Stated task. Transcribe all of the records precisely as they are presented.
□ □ □
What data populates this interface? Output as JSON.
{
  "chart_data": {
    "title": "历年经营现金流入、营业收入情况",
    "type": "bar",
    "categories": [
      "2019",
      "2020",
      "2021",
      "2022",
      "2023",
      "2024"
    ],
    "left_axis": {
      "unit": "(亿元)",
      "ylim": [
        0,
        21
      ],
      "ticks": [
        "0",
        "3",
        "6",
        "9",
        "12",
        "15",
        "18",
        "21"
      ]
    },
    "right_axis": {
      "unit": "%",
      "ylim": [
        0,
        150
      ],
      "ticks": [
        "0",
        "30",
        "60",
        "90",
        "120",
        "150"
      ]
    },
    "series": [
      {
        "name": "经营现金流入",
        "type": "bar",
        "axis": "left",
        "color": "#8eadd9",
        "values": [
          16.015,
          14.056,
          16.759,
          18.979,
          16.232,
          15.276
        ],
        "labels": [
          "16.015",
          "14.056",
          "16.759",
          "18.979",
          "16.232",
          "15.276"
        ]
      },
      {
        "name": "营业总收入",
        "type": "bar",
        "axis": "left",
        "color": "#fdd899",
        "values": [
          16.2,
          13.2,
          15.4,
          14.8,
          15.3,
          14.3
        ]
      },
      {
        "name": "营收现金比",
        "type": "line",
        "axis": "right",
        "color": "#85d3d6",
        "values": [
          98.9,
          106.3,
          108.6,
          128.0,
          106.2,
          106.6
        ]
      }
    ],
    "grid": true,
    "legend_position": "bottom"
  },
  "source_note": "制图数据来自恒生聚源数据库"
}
□ □ □
Solution for this task.
What data populates this interface? Output as JSON.
{
  "chart_data": {
    "title": "历年经营现金流入、营业收入情况",
    "type": "bar",
    "categories": [
      "2019",
      "2020",
      "2021",
      "2022",
      "2023",
      "2024"
    ],
    "left_axis": {
      "unit": "(亿元)",
      "ylim": [
        0,
        21
      ],
      "ticks": [
        "0",
        "3",
        "6",
        "9",
        "12",
        "15",
        "18",
        "21"
      ]
    },
    "right_axis": {
      "unit": "%",
      "ylim": [
        0,
        150
      ],
      "ticks": [
        "0",
        "30",
        "60",
        "90",
        "120",
        "150"
      ]
    },
    "series": [
      {
        "name": "经营现金流入",
        "type": "bar",
        "axis": "left",
        "color": "#8eadd9",
        "values": [
          16.015,
          14.056,
          16.759,
          18.979,
          16.232,
          15.276
        ],
        "labels": [
          "16.015",
          "14.056",
          "16.759",
          "18.979",
          "16.232",
          "15.276"
        ]
      },
      {
        "name": "营业总收入",
        "type": "bar",
        "axis": "left",
        "color": "#fdd899",
        "values": [
          16.2,
          13.2,
          15.4,
          14.8,
          15.3,
          14.3
        ]
      },
      {
        "name": "营收现金比",
        "type": "line",
        "axis": "right",
        "color": "#85d3d6",
        "values": [
          98.9,
          106.3,
          108.6,
          128.0,
          106.2,
          106.6
        ]
      }
    ],
    "grid": true,
    "legend_position": "bottom"
  },
  "source_note": "制图数据来自恒生聚源数据库"
}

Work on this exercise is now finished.